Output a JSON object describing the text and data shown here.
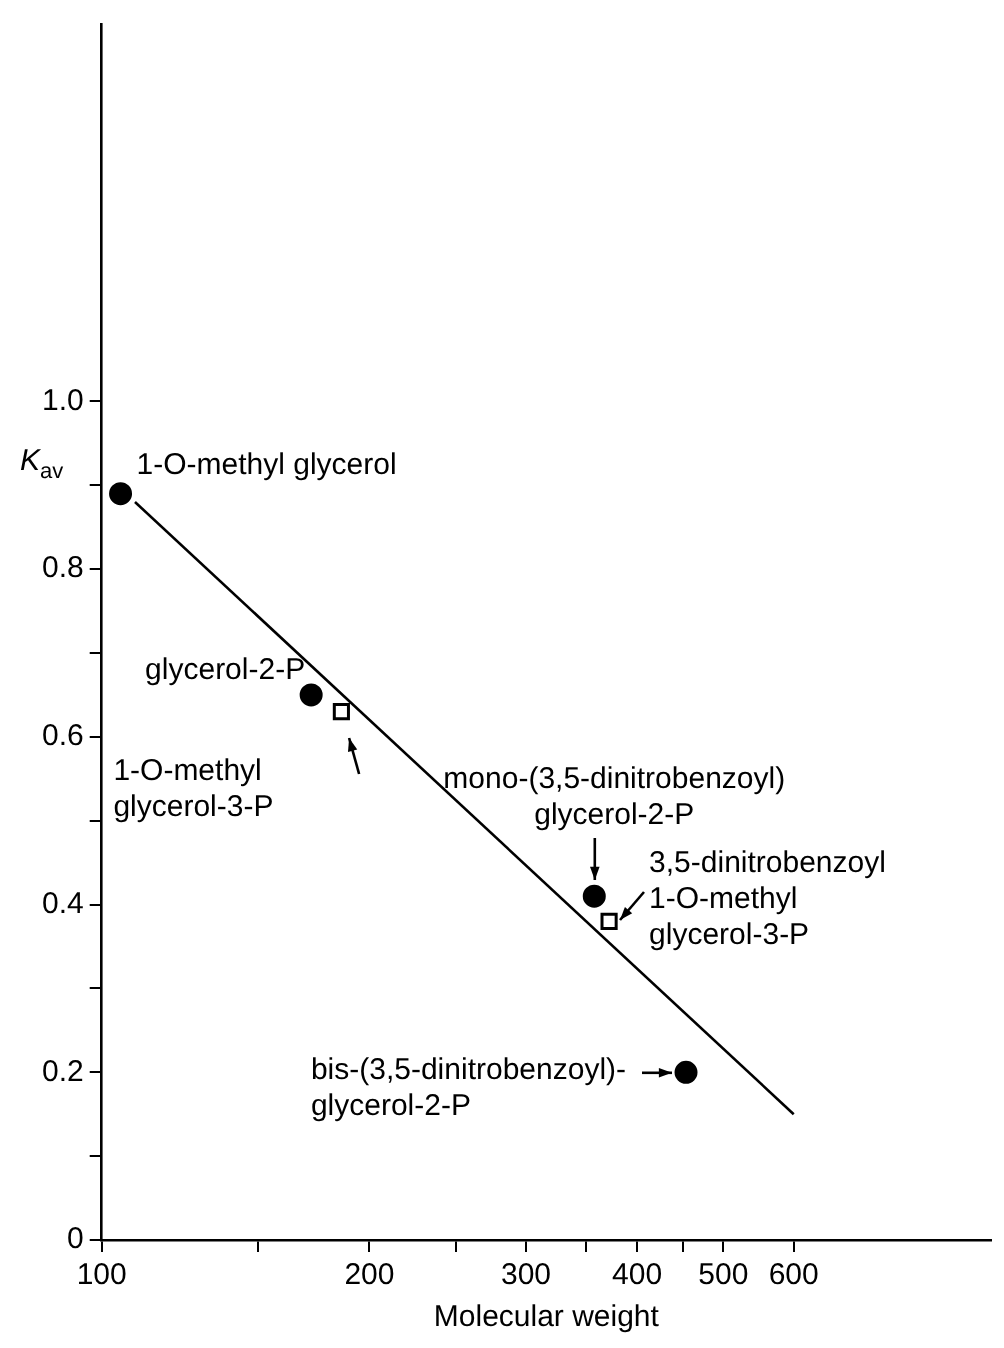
{
  "chart_data": {
    "type": "scatter",
    "xlabel": "Molecular weight",
    "ylabel": "K$_{av}$",
    "log": "x",
    "xlim": [
      100,
      1000
    ],
    "xticks": [
      100,
      {
        "value": 150,
        "label": null
      },
      200,
      {
        "value": 250,
        "label": null
      },
      300,
      {
        "value": 350,
        "label": null
      },
      400,
      {
        "value": 450,
        "label": null
      },
      500,
      600
    ],
    "ylim": [
      0,
      1.45
    ],
    "yticks": [
      0,
      {
        "value": 0.1,
        "label": null
      },
      0.2,
      {
        "value": 0.3,
        "label": null
      },
      0.4,
      {
        "value": 0.5,
        "label": null
      },
      0.6,
      {
        "value": 0.7,
        "label": null
      },
      0.8,
      {
        "value": 0.9,
        "label": null
      },
      {
        "value": 1,
        "label": "1.0"
      }
    ],
    "grid": false,
    "legend": false,
    "series": [
      {
        "type": "scatter",
        "marker": "circle",
        "color": "#000000",
        "x": [
          105,
          172,
          358,
          454
        ],
        "values": [
          0.89,
          0.65,
          0.41,
          0.2
        ]
      },
      {
        "type": "scatter",
        "marker": "square",
        "color": "#000000",
        "x": [
          186,
          372
        ],
        "values": [
          0.63,
          0.38
        ]
      },
      {
        "type": "line",
        "marker": "none",
        "color": "#000000",
        "x": [
          109,
          600
        ],
        "values": [
          0.88,
          0.15
        ]
      }
    ],
    "annotations": [
      {
        "text": "1-O-methyl glycerol",
        "x": 105,
        "y": 0.89
      },
      {
        "text": "glycerol-2-P",
        "x": 172,
        "y": 0.65
      },
      {
        "text": "1-O-methyl\nglycerol-3-P",
        "x": 186,
        "y": 0.63
      },
      {
        "text": "mono-(3,5-dinitrobenzoyl)\nglycerol-2-P",
        "x": 358,
        "y": 0.41
      },
      {
        "text": "3,5-dinitrobenzoyl\n1-O-methyl\nglycerol-3-P",
        "x": 372,
        "y": 0.38
      },
      {
        "text": "bis-(3,5-dinitrobenzoyl)-\nglycerol-2-P",
        "x": 454,
        "y": 0.2
      }
    ]
  }
}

□ □ □ □ □ □ □

**Given problem**. Return each line from the material above exactly, but not the pictures.

**Exercise output**.
Output a JSON object describing the text and data shown here.
{
  "chart_data": {
    "type": "scatter",
    "xlabel": "Molecular weight",
    "ylabel": "K$_{av}$",
    "log": "x",
    "xlim": [
      100,
      1000
    ],
    "xticks": [
      100,
      {
        "value": 150,
        "label": null
      },
      200,
      {
        "value": 250,
        "label": null
      },
      300,
      {
        "value": 350,
        "label": null
      },
      400,
      {
        "value": 450,
        "label": null
      },
      500,
      600
    ],
    "ylim": [
      0,
      1.45
    ],
    "yticks": [
      0,
      {
        "value": 0.1,
        "label": null
      },
      0.2,
      {
        "value": 0.3,
        "label": null
      },
      0.4,
      {
        "value": 0.5,
        "label": null
      },
      0.6,
      {
        "value": 0.7,
        "label": null
      },
      0.8,
      {
        "value": 0.9,
        "label": null
      },
      {
        "value": 1,
        "label": "1.0"
      }
    ],
    "grid": false,
    "legend": false,
    "series": [
      {
        "type": "scatter",
        "marker": "circle",
        "color": "#000000",
        "x": [
          105,
          172,
          358,
          454
        ],
        "values": [
          0.89,
          0.65,
          0.41,
          0.2
        ]
      },
      {
        "type": "scatter",
        "marker": "square",
        "color": "#000000",
        "x": [
          186,
          372
        ],
        "values": [
          0.63,
          0.38
        ]
      },
      {
        "type": "line",
        "marker": "none",
        "color": "#000000",
        "x": [
          109,
          600
        ],
        "values": [
          0.88,
          0.15
        ]
      }
    ],
    "annotations": [
      {
        "text": "1-O-methyl glycerol",
        "x": 105,
        "y": 0.89
      },
      {
        "text": "glycerol-2-P",
        "x": 172,
        "y": 0.65
      },
      {
        "text": "1-O-methyl\nglycerol-3-P",
        "x": 186,
        "y": 0.63
      },
      {
        "text": "mono-(3,5-dinitrobenzoyl)\nglycerol-2-P",
        "x": 358,
        "y": 0.41
      },
      {
        "text": "3,5-dinitrobenzoyl\n1-O-methyl\nglycerol-3-P",
        "x": 372,
        "y": 0.38
      },
      {
        "text": "bis-(3,5-dinitrobenzoyl)-\nglycerol-2-P",
        "x": 454,
        "y": 0.2
      }
    ]
  }
}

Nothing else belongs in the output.